__SOURCE EXCERPT__:

Some firms are taking the guesswork out of accessing experience information by leveraging or creating matter, skills or experience databases. These databases often integrate with other systems ' like CRM, proposal or financial systems ' in order to pull work content relevant to client and business development searches. The end result is the ability for firms to identify experience by practice group, industry, client, geography or by attorney, thereby enabling more efficient and proactive responses to new business opportunities. Once collected, this data can also be leveraged for outbound marketing, including case studies on Web sites, and targeted client communications.
Profitability
Once identified, opportunities need to be filtered. Not all opportunities are equal; some are more profitable or appealing in other ways. The staffing configuration of a particular practice model or the geographic disbursement of a particular matter can make the work more or less attractive than another, even if the revenue opportunity is relatively the same.
Products like Redwood Analytics and Elite's Business Intelligence solution are helping firms analyze internal business information and consider comparables when analyzing opportunities. Other products, such as Hildebrandt Peer Monitor, allow firms to benchmark themselves against the competition as it relates to rates, utilization, leverage and other factors.
The key in all of this activity for smart marketing and business development departments is to work closely with the finance function to ensure it is spending its energy and budget on matters that will ultimately be the most financially lucrative to the firm. The benefit is two-fold: 1) decisions are based on facts and numbers, which provide a dispassionate explanation as to why certain efforts are or are not pursued; and 2) it demonstrates a fiduciary responsibility on the part of business development staff that can build credibility with finance personnel, as well as a strong internal working relationship and greater understanding on the part of finance to the goals and strategies of business development.
The pressure on your finance colleagues is considerably greater these days. They will do what is right for the firm, but they also will be more comfortable with what they understand.

Region annotation records:
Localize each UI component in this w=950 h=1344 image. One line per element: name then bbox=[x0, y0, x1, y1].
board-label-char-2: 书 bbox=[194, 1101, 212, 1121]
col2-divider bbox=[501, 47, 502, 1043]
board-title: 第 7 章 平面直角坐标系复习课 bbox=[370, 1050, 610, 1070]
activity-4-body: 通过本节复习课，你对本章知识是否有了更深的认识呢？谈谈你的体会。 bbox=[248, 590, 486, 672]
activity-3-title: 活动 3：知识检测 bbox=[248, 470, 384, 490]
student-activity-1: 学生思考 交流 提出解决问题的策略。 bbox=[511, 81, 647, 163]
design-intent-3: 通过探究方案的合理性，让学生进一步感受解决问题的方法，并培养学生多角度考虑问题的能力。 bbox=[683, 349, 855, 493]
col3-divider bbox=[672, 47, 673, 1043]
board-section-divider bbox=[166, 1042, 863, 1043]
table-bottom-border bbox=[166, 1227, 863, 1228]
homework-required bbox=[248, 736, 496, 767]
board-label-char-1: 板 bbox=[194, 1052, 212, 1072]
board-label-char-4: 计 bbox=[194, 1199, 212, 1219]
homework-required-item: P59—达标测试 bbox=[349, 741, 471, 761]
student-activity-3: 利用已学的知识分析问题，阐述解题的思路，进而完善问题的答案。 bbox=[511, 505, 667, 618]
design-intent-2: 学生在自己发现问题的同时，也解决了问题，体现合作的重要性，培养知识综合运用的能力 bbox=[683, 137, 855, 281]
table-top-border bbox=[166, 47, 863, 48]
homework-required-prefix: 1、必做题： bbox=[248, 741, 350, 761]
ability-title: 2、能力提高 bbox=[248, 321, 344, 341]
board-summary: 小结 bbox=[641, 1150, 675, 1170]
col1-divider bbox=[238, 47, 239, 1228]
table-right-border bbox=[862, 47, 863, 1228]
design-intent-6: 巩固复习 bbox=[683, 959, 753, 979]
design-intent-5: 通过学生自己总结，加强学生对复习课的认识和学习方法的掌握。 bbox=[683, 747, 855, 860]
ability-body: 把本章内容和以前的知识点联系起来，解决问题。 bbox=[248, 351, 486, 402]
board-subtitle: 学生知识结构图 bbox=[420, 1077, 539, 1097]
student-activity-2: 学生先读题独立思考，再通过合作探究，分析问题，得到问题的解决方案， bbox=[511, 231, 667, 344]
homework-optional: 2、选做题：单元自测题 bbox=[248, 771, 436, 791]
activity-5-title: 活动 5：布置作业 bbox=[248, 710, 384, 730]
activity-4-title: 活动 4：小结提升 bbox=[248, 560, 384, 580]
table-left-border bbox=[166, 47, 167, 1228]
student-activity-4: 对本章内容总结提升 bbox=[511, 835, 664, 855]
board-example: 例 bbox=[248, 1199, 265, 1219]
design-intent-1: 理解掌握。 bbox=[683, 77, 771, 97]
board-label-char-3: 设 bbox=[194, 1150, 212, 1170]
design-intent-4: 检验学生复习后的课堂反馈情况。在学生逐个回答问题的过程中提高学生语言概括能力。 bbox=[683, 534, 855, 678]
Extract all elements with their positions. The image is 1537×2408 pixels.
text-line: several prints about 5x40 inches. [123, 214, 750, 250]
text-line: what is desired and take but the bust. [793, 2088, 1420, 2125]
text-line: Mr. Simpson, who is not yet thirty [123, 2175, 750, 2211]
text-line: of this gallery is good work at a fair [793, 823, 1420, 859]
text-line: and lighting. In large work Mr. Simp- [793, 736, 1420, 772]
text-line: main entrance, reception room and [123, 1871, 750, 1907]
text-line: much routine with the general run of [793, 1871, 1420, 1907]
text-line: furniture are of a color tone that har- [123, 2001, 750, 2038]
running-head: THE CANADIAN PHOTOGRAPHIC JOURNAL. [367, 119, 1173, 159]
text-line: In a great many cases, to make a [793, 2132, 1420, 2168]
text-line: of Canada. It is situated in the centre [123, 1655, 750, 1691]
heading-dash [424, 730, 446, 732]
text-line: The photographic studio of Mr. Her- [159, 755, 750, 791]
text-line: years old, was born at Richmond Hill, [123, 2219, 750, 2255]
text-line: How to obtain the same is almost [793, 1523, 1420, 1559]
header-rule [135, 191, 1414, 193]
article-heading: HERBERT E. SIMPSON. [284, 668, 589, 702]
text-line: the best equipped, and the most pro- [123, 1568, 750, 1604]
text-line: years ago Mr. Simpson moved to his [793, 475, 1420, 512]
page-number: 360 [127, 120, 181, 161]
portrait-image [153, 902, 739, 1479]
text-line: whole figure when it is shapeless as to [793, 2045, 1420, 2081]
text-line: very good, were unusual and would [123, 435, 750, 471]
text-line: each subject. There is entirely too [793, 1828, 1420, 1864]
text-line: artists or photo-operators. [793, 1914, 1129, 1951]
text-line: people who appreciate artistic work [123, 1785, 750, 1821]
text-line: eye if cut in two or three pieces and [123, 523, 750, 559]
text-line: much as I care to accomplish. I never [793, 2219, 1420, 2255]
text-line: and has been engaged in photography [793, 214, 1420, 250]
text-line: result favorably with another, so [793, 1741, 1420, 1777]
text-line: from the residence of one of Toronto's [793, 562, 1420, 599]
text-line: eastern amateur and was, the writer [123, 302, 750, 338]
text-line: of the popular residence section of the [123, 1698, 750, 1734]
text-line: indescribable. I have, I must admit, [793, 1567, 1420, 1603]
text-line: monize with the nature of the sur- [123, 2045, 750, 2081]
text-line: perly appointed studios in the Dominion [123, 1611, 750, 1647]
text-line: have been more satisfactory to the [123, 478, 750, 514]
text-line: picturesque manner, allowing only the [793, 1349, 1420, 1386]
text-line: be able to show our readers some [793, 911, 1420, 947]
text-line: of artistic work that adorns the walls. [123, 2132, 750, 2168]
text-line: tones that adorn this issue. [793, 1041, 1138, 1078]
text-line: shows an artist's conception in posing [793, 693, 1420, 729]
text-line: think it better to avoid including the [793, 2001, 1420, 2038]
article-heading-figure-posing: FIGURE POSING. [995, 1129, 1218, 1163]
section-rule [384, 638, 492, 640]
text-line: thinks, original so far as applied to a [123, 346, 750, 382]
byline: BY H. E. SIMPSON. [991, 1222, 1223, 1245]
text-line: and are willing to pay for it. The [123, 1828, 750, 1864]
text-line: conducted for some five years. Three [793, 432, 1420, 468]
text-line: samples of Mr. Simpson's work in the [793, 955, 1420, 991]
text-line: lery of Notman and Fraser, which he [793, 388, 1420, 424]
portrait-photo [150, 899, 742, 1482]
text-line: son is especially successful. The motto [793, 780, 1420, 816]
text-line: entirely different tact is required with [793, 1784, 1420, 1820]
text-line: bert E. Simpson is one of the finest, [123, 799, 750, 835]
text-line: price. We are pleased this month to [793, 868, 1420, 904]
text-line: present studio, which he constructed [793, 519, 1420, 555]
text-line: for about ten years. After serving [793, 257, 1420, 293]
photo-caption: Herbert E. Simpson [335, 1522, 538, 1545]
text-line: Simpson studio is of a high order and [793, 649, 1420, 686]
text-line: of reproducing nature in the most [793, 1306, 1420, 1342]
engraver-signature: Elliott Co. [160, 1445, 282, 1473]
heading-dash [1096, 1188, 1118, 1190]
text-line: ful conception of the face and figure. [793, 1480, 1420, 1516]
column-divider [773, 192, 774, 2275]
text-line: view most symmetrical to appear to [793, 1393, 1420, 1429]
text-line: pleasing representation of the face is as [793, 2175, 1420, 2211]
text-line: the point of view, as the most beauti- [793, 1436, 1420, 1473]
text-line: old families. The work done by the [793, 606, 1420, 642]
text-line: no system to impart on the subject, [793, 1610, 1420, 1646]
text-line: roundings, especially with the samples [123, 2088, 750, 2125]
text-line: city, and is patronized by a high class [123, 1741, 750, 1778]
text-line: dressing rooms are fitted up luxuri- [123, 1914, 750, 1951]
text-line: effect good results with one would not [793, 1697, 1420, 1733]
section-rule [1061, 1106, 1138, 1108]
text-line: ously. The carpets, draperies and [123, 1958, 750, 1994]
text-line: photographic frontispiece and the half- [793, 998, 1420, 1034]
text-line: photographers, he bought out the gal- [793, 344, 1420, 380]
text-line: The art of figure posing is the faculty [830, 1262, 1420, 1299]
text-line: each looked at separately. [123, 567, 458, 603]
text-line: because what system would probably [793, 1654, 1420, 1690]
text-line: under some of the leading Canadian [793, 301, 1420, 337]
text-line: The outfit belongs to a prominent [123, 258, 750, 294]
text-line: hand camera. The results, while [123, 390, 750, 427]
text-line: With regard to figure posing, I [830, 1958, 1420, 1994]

__TASK DIRECTIONS__: Revise the business development excerpt from "The key in all" to "of business development.", substituting "accounting department" for "finance function".

__SOLUTION__:
The key in all of this activity for smart marketing and business development departments is to work closely with the accounting department to ensure it is spending its energy and budget on matters that will ultimately be the most financially lucrative to the firm. The benefit is two-fold: 1) decisions are based on facts and numbers, which provide a dispassionate explanation as to why certain efforts are or are not pursued; and 2) it demonstrates a fiduciary responsibility on the part of business development staff that can build credibility with finance personnel, as well as a strong internal working relationship and greater understanding on the part of finance to the goals and strategies of business development.